→ Objective:
Copy each line containing the word "odnosa" from the records that follow, please.

Stored records
##########

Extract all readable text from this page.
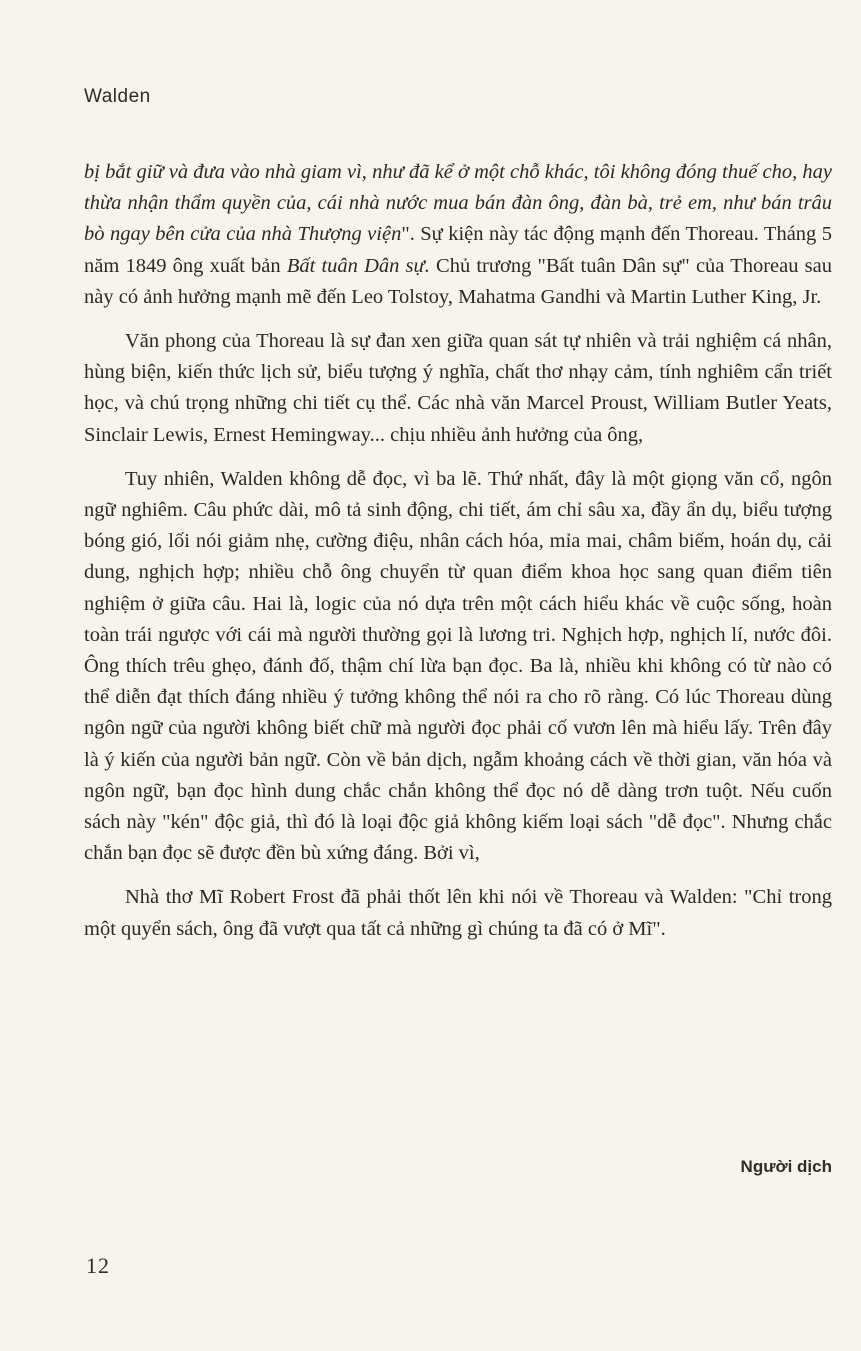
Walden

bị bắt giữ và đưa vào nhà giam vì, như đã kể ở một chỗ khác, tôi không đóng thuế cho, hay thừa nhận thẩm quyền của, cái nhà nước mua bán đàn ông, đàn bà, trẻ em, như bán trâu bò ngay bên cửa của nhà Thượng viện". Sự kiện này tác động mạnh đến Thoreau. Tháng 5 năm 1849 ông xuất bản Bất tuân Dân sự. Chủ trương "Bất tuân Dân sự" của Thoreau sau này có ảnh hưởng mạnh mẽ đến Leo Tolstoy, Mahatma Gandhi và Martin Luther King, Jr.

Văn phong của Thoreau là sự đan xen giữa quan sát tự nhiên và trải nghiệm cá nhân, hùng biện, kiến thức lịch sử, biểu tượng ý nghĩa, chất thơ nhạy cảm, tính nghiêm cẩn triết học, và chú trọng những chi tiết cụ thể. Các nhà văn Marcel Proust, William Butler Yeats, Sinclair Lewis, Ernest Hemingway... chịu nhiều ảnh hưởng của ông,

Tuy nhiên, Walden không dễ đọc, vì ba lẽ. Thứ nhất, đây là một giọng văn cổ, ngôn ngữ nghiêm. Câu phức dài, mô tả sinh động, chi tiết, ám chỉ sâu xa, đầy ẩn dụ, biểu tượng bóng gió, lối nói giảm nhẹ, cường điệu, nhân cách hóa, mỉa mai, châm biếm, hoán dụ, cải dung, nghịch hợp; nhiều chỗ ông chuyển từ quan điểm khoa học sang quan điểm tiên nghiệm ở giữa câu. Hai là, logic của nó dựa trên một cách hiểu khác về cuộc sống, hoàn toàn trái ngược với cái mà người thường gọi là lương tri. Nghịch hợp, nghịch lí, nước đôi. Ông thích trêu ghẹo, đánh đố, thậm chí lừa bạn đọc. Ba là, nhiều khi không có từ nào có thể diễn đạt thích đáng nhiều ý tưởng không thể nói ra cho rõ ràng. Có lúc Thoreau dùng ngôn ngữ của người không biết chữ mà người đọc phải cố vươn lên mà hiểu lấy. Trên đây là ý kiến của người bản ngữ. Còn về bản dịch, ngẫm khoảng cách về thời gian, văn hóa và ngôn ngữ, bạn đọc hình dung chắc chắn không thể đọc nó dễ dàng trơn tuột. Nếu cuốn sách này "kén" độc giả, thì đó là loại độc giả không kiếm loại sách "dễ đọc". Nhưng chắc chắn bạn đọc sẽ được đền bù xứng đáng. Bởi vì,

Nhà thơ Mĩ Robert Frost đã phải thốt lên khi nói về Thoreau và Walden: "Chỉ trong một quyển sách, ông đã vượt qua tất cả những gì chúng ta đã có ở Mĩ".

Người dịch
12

##########

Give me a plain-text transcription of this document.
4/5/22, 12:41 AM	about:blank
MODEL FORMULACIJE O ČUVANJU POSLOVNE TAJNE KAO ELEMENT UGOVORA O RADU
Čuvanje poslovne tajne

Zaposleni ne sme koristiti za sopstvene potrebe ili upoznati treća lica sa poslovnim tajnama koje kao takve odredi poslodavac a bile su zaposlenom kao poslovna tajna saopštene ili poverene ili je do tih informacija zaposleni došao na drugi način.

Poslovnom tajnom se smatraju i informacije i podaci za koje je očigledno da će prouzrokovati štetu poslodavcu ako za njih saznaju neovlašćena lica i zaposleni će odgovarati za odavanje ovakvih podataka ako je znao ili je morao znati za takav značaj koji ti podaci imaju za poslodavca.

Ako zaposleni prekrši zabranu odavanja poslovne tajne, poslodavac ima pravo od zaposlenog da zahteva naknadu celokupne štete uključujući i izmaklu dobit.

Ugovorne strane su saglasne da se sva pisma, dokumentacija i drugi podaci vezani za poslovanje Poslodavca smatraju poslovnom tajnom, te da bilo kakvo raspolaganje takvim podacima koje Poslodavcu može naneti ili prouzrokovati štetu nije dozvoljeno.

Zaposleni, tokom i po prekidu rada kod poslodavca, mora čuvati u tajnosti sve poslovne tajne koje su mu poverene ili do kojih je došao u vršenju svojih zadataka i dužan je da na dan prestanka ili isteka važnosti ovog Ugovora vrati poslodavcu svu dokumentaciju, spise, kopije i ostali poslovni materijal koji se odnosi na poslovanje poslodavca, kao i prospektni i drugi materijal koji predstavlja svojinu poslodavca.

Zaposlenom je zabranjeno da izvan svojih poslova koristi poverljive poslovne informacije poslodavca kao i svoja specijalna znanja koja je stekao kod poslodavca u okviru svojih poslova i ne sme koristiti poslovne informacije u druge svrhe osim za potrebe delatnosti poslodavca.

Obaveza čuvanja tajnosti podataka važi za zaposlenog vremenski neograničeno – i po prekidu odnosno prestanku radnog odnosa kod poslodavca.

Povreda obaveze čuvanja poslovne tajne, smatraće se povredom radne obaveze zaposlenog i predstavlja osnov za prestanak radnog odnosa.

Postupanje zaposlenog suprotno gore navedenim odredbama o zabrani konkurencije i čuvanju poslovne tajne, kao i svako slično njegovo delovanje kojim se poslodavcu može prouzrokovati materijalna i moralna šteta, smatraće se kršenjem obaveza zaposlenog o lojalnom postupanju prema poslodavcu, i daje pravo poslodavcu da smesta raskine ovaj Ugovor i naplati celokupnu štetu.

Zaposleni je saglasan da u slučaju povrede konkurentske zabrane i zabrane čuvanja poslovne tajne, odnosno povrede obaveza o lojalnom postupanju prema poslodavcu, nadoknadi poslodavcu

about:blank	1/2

##########

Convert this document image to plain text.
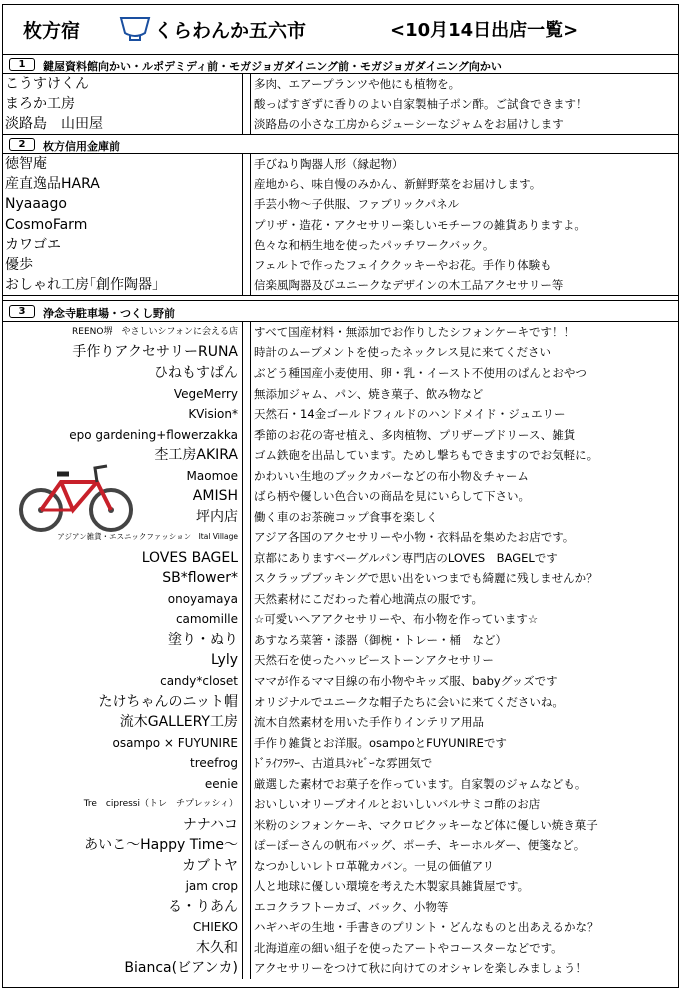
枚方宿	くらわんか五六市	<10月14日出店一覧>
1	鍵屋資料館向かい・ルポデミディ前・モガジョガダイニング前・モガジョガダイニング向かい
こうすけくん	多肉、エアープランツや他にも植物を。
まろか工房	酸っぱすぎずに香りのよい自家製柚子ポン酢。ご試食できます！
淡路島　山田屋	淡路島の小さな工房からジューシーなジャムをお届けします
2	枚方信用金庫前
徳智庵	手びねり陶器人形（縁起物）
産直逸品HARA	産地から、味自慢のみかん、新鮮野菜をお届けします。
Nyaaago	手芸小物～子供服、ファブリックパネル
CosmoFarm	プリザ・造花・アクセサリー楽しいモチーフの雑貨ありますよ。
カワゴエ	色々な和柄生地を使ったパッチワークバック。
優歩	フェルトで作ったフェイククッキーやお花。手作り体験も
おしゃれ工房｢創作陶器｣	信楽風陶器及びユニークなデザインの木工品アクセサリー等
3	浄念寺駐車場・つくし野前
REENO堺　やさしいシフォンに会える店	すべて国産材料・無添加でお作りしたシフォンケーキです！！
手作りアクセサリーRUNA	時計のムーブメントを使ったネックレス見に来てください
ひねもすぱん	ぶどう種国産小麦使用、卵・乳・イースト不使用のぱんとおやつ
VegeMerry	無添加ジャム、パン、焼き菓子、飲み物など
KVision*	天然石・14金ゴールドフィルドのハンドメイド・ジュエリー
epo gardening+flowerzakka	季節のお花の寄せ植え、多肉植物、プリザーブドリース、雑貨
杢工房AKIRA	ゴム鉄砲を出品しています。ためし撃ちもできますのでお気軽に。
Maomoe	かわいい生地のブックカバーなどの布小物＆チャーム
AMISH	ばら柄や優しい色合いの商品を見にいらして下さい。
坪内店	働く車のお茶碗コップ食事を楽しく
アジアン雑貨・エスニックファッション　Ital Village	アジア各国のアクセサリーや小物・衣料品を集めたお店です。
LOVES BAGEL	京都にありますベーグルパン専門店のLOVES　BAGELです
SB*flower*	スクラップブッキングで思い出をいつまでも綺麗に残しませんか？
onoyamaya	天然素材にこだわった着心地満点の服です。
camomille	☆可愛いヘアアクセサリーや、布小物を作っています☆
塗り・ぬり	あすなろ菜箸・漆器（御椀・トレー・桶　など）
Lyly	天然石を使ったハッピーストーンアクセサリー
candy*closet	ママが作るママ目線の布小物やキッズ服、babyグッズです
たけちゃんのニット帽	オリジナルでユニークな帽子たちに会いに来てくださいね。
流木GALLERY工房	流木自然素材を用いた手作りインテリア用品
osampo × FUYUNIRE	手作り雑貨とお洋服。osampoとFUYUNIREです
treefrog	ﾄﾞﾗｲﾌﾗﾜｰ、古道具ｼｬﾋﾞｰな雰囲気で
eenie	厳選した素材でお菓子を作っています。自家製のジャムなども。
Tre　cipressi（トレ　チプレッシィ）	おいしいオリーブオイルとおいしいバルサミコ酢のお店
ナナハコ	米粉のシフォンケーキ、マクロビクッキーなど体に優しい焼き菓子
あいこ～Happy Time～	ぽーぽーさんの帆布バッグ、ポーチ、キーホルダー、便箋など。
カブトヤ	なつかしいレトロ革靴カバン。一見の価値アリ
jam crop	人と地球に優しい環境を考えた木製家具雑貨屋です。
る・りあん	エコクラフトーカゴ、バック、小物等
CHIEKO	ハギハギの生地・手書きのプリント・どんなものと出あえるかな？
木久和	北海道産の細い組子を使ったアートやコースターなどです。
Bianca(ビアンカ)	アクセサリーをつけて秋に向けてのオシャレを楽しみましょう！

##########

→ Result of this task:
Obaveza čuvanja tajnosti podataka važi za zaposlenog vremenski neograničeno – i po prekidu odnosno prestanku radnog odnosa kod poslodavca.
Povreda obaveze čuvanja poslovne tajne, smatraće se povredom radne obaveze zaposlenog i predstavlja osnov za prestanak radnog odnosa.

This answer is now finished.